Problem details
Filter the data for lines with the word "loại", then copy every line so identified.

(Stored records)
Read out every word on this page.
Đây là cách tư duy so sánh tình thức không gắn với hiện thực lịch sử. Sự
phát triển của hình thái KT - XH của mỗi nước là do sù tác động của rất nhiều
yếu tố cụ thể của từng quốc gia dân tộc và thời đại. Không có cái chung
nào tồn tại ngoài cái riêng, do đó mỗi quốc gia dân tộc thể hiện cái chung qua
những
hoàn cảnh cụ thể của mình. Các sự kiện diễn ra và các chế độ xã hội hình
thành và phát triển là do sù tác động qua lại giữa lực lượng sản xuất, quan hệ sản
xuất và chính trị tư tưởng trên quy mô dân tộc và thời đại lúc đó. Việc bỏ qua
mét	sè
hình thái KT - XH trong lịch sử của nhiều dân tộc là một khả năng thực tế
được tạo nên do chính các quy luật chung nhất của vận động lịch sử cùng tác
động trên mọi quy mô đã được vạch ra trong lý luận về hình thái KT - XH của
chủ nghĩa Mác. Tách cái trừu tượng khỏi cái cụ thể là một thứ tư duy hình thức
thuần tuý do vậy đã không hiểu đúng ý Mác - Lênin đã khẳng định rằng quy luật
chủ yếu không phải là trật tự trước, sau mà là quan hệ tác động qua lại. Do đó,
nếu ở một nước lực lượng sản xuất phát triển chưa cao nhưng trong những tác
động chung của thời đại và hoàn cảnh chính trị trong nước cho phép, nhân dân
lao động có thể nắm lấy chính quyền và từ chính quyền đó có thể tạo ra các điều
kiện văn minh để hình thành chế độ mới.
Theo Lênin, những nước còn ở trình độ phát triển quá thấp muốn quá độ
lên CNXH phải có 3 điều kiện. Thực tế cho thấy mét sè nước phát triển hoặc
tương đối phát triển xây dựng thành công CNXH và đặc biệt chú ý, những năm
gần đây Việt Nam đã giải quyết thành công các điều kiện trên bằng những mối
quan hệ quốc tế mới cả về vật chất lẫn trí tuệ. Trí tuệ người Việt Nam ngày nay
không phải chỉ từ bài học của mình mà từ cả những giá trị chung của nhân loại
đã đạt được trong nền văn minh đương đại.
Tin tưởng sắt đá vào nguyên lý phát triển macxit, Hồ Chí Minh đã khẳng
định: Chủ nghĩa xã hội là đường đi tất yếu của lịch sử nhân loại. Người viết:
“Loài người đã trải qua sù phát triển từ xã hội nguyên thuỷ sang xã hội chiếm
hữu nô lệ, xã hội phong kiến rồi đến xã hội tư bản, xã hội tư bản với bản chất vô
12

Task answer
không phải chỉ từ bài học của mình mà từ cả những giá trị chung của nhân loại
định: Chủ nghĩa xã hội là đường đi tất yếu của lịch sử nhân loại. Người viết:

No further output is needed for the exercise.